> _Exercise details_
Omit all images. Write out the rest of the material exactly.

> _Data for this task_
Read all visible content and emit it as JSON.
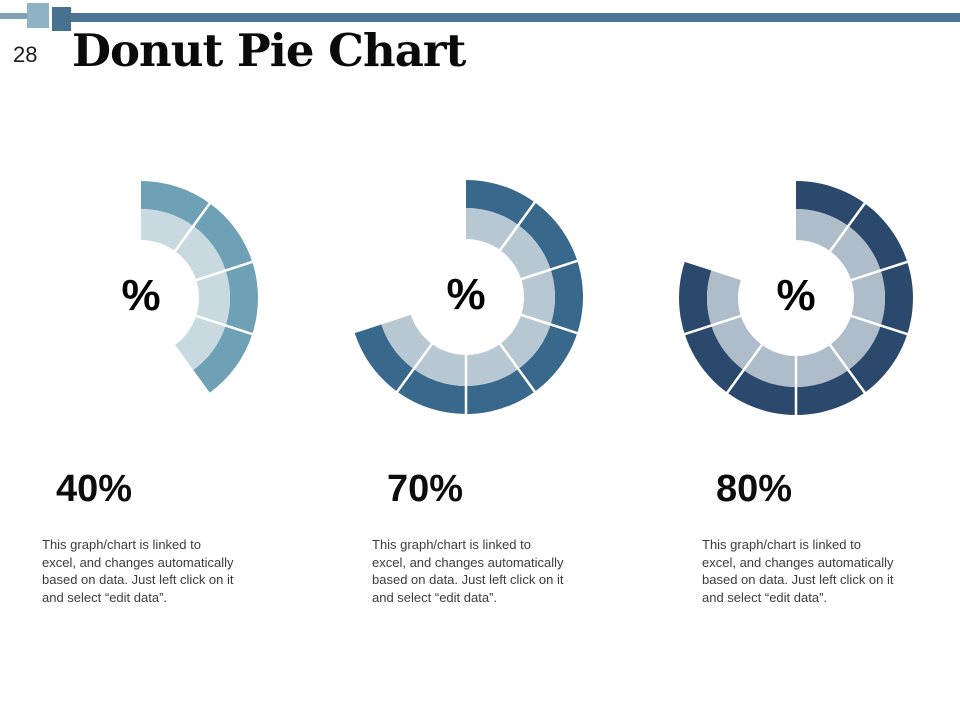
{
  "header": {
    "slide_number": "28",
    "title": "Donut Pie Chart",
    "bar_color": "#4C7495",
    "bar_left_segment_color": "#7FA1B4",
    "square_light_color": "#8FB2C4",
    "square_dark_color": "#46718F"
  },
  "chart_data": [
    {
      "type": "pie",
      "variant": "donut",
      "title": "40%",
      "value_pct": 40,
      "center_label": "%",
      "segments": 4,
      "segment_pct_each": 10,
      "start_angle_deg": 0,
      "direction": "clockwise",
      "legend": "none",
      "ring_colors": {
        "outer": "#6EA0B6",
        "inner": "#C8D9E0"
      },
      "note_lines": [
        "This graph/chart is linked to",
        "excel, and changes automatically",
        "based on data. Just left click on it",
        "and select “edit data”."
      ]
    },
    {
      "type": "pie",
      "variant": "donut",
      "title": "70%",
      "value_pct": 70,
      "center_label": "%",
      "segments": 7,
      "segment_pct_each": 10,
      "start_angle_deg": 0,
      "direction": "clockwise",
      "legend": "none",
      "ring_colors": {
        "outer": "#38688C",
        "inner": "#B8C8D3"
      },
      "note_lines": [
        "This graph/chart is linked to",
        "excel, and changes automatically",
        "based on data. Just left click on it",
        "and select “edit data”."
      ]
    },
    {
      "type": "pie",
      "variant": "donut",
      "title": "80%",
      "value_pct": 80,
      "center_label": "%",
      "segments": 8,
      "segment_pct_each": 10,
      "start_angle_deg": 0,
      "direction": "clockwise",
      "legend": "none",
      "ring_colors": {
        "outer": "#2B496C",
        "inner": "#AFBCC9"
      },
      "note_lines": [
        "This graph/chart is linked to",
        "excel, and changes automatically",
        "based on data. Just left click on it",
        "and select “edit data”."
      ]
    }
  ]
}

> _Solution for this task_
Read all visible content and emit it as JSON.
{
  "header": {
    "slide_number": "28",
    "title": "Donut Pie Chart",
    "bar_color": "#4C7495",
    "bar_left_segment_color": "#7FA1B4",
    "square_light_color": "#8FB2C4",
    "square_dark_color": "#46718F"
  },
  "chart_data": [
    {
      "type": "pie",
      "variant": "donut",
      "title": "40%",
      "value_pct": 40,
      "center_label": "%",
      "segments": 4,
      "segment_pct_each": 10,
      "start_angle_deg": 0,
      "direction": "clockwise",
      "legend": "none",
      "ring_colors": {
        "outer": "#6EA0B6",
        "inner": "#C8D9E0"
      },
      "note_lines": [
        "This graph/chart is linked to",
        "excel, and changes automatically",
        "based on data. Just left click on it",
        "and select “edit data”."
      ]
    },
    {
      "type": "pie",
      "variant": "donut",
      "title": "70%",
      "value_pct": 70,
      "center_label": "%",
      "segments": 7,
      "segment_pct_each": 10,
      "start_angle_deg": 0,
      "direction": "clockwise",
      "legend": "none",
      "ring_colors": {
        "outer": "#38688C",
        "inner": "#B8C8D3"
      },
      "note_lines": [
        "This graph/chart is linked to",
        "excel, and changes automatically",
        "based on data. Just left click on it",
        "and select “edit data”."
      ]
    },
    {
      "type": "pie",
      "variant": "donut",
      "title": "80%",
      "value_pct": 80,
      "center_label": "%",
      "segments": 8,
      "segment_pct_each": 10,
      "start_angle_deg": 0,
      "direction": "clockwise",
      "legend": "none",
      "ring_colors": {
        "outer": "#2B496C",
        "inner": "#AFBCC9"
      },
      "note_lines": [
        "This graph/chart is linked to",
        "excel, and changes automatically",
        "based on data. Just left click on it",
        "and select “edit data”."
      ]
    }
  ]
}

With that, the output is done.